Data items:
:::

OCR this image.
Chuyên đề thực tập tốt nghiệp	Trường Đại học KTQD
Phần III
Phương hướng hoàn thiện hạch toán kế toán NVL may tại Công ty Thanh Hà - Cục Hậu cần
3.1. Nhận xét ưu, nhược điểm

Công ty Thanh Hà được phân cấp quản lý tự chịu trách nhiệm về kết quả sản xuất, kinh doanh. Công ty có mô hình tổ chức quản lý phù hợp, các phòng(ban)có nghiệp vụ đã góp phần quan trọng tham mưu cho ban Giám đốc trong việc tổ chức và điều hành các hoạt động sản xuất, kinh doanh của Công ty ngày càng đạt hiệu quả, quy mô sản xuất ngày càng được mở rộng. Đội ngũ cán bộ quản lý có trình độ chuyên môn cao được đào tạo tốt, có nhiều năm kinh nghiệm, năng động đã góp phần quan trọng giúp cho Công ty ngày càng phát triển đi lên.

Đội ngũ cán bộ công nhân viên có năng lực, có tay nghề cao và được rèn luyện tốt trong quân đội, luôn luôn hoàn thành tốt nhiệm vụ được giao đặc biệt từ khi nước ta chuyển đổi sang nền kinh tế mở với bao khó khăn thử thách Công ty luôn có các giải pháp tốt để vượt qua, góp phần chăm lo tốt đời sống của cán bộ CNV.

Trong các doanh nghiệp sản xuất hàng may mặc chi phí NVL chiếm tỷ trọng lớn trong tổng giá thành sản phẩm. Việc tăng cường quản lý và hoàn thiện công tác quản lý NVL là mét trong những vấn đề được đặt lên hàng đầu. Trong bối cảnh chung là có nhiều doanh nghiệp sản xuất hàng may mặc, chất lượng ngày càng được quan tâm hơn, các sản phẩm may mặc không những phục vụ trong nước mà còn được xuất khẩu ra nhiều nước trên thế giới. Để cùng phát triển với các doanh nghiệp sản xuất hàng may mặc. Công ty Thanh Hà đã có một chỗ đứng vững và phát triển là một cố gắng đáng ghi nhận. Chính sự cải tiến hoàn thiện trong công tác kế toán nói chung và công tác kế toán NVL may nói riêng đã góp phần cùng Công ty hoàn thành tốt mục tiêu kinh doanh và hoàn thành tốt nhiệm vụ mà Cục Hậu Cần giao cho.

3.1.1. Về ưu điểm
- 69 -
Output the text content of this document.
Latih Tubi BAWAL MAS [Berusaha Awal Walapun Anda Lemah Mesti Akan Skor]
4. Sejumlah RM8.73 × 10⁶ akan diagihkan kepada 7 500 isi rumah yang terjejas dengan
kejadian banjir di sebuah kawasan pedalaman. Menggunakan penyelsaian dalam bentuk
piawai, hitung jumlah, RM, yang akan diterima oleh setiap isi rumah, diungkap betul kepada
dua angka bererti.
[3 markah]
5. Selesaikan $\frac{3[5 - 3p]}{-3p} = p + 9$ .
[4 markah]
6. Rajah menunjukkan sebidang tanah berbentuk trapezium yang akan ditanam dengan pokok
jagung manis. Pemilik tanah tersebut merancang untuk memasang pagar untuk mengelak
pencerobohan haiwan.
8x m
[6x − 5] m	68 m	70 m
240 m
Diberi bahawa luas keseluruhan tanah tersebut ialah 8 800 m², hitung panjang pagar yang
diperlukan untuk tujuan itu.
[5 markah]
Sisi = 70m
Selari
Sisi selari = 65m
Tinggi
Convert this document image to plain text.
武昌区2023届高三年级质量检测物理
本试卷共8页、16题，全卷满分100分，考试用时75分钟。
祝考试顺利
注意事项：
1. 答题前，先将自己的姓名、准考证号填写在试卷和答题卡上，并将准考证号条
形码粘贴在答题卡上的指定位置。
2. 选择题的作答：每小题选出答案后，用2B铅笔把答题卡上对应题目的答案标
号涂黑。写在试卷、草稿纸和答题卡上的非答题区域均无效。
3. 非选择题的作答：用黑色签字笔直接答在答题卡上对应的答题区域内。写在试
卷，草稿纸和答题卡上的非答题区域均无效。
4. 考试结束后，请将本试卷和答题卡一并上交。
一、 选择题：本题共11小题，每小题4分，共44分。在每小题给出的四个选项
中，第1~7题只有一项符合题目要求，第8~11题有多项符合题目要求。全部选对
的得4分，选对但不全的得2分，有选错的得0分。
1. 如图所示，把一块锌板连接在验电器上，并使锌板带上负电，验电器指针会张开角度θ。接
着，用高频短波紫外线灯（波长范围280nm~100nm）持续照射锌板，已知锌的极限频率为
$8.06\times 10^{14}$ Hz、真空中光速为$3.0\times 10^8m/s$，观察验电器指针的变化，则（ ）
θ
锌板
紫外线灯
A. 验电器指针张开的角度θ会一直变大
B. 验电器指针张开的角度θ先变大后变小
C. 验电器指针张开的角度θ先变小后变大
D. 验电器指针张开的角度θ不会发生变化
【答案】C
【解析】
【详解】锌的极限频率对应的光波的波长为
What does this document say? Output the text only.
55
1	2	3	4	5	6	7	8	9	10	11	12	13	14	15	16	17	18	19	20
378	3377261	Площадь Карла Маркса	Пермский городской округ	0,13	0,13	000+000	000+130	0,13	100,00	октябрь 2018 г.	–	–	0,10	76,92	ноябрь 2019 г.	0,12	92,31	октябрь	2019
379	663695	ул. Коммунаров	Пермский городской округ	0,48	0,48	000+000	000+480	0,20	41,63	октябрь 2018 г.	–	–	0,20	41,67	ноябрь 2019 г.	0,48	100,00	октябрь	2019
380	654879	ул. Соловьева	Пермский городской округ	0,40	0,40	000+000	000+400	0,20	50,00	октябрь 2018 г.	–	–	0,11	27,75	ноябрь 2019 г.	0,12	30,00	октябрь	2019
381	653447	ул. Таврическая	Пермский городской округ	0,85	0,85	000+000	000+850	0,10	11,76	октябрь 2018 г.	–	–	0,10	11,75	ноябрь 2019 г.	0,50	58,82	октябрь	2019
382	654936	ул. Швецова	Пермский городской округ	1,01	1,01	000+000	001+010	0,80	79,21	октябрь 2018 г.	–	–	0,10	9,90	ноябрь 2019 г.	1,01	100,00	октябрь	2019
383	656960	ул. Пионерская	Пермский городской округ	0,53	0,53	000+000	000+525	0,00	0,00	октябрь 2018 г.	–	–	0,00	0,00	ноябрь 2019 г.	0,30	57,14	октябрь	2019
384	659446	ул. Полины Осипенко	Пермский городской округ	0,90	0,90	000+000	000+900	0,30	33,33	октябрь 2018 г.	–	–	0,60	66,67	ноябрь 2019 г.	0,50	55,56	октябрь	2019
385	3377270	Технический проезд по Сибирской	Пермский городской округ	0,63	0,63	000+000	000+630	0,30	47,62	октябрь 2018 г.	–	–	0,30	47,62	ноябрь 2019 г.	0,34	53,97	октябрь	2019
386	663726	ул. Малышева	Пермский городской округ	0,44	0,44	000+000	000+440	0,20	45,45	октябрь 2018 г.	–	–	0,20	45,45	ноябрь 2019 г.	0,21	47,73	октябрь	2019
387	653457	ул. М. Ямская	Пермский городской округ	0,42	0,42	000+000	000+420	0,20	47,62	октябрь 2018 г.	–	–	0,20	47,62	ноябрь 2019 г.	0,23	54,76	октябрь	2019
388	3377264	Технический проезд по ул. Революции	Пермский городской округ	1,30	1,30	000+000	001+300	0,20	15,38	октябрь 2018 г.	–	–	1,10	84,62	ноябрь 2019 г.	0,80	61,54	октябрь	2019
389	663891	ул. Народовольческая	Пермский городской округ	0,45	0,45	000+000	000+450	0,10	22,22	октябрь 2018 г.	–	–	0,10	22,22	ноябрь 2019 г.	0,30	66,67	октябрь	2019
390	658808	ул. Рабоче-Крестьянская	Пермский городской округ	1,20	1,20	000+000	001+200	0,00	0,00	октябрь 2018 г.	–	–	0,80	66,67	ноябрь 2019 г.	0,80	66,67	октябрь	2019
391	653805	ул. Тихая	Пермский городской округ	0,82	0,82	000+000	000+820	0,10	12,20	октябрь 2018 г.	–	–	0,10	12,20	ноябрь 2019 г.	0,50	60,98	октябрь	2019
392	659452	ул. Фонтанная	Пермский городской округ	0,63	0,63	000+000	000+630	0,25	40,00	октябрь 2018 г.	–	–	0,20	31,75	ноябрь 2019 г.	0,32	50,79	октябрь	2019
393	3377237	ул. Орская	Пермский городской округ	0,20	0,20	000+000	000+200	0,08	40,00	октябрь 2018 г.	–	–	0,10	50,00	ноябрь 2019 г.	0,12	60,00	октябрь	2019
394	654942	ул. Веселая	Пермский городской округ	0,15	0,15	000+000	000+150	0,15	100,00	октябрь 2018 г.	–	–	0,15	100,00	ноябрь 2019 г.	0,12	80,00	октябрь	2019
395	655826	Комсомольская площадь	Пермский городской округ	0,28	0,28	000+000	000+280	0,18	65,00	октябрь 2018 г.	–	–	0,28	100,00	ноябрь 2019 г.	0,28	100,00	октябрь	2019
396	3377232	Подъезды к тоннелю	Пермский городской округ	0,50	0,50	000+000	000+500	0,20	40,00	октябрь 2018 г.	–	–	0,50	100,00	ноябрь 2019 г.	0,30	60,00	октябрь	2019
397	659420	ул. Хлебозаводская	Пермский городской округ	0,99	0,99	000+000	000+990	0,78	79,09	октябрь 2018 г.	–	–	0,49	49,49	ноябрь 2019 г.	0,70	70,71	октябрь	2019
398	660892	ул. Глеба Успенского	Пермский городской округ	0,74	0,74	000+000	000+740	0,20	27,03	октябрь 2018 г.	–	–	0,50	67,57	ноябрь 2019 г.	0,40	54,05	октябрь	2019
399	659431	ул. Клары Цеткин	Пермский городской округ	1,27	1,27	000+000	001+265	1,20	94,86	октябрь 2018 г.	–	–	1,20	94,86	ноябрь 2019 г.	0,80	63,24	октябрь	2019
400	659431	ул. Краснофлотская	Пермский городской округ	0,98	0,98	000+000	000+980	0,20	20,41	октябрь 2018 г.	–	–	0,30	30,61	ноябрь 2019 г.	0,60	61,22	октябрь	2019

:::

* [EXERCISE AIM]
From the records given above, copy all lines containing "tanah".

* [RESPONSE]
6. Rajah menunjukkan sebidang tanah berbentuk trapezium yang akan ditanam dengan pokok
jagung manis. Pemilik tanah tersebut merancang untuk memasang pagar untuk mengelak
Diberi bahawa luas keseluruhan tanah tersebut ialah 8 800 m², hitung panjang pagar yang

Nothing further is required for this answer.